Copy every entry precisely.

- _Data shown_:
=-=-=
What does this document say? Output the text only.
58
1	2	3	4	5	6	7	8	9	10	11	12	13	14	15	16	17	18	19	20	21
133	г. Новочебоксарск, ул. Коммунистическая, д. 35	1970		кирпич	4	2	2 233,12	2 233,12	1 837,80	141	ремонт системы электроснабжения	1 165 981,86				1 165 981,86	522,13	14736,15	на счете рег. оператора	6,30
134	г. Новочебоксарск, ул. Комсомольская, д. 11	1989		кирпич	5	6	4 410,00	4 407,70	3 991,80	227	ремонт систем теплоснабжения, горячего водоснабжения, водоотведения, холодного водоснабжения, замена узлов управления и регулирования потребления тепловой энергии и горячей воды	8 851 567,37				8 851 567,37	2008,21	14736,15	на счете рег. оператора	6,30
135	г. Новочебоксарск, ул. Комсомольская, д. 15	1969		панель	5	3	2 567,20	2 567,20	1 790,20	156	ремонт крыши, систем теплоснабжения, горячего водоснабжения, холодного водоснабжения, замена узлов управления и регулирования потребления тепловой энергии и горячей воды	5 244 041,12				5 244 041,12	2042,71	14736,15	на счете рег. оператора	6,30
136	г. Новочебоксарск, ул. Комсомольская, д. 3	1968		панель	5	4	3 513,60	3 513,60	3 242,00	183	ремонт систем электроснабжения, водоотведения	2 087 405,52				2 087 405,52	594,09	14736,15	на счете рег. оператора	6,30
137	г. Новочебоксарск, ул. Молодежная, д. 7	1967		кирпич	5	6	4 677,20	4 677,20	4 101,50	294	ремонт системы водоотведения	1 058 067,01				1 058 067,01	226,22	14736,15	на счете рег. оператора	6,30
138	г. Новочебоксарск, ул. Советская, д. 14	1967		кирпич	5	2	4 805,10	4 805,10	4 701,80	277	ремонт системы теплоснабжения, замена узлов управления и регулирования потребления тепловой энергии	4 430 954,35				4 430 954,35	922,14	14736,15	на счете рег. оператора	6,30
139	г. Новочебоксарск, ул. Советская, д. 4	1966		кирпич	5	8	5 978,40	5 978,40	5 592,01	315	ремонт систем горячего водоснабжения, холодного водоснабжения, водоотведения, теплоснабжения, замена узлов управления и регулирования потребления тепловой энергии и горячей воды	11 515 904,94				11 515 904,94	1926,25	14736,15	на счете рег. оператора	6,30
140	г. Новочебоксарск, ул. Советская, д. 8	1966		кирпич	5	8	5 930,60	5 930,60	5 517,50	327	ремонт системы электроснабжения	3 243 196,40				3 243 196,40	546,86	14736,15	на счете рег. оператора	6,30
=-=-=
- _Output of the task_:
What does this document say? Output the text only.
58
1	2	3	4	5	6	7	8	9	10	11	12	13	14	15	16	17	18	19	20	21
133	г. Новочебоксарск, ул. Коммунистическая, д. 35	1970		кирпич	4	2	2 233,12	2 233,12	1 837,80	141	ремонт системы электроснабжения	1 165 981,86				1 165 981,86	522,13	14736,15	на счете рег. оператора	6,30
134	г. Новочебоксарск, ул. Комсомольская, д. 11	1989		кирпич	5	6	4 410,00	4 407,70	3 991,80	227	ремонт систем теплоснабжения, горячего водоснабжения, водоотведения, холодного водоснабжения, замена узлов управления и регулирования потребления тепловой энергии и горячей воды	8 851 567,37				8 851 567,37	2008,21	14736,15	на счете рег. оператора	6,30
135	г. Новочебоксарск, ул. Комсомольская, д. 15	1969		панель	5	3	2 567,20	2 567,20	1 790,20	156	ремонт крыши, систем теплоснабжения, горячего водоснабжения, холодного водоснабжения, замена узлов управления и регулирования потребления тепловой энергии и горячей воды	5 244 041,12				5 244 041,12	2042,71	14736,15	на счете рег. оператора	6,30
136	г. Новочебоксарск, ул. Комсомольская, д. 3	1968		панель	5	4	3 513,60	3 513,60	3 242,00	183	ремонт систем электроснабжения, водоотведения	2 087 405,52				2 087 405,52	594,09	14736,15	на счете рег. оператора	6,30
137	г. Новочебоксарск, ул. Молодежная, д. 7	1967		кирпич	5	6	4 677,20	4 677,20	4 101,50	294	ремонт системы водоотведения	1 058 067,01				1 058 067,01	226,22	14736,15	на счете рег. оператора	6,30
138	г. Новочебоксарск, ул. Советская, д. 14	1967		кирпич	5	2	4 805,10	4 805,10	4 701,80	277	ремонт системы теплоснабжения, замена узлов управления и регулирования потребления тепловой энергии	4 430 954,35				4 430 954,35	922,14	14736,15	на счете рег. оператора	6,30
139	г. Новочебоксарск, ул. Советская, д. 4	1966		кирпич	5	8	5 978,40	5 978,40	5 592,01	315	ремонт систем горячего водоснабжения, холодного водоснабжения, водоотведения, теплоснабжения, замена узлов управления и регулирования потребления тепловой энергии и горячей воды	11 515 904,94				11 515 904,94	1926,25	14736,15	на счете рег. оператора	6,30
140	г. Новочебоксарск, ул. Советская, д. 8	1966		кирпич	5	8	5 930,60	5 930,60	5 517,50	327	ремонт системы электроснабжения	3 243 196,40				3 243 196,40	546,86	14736,15	на счете рег. оператора	6,30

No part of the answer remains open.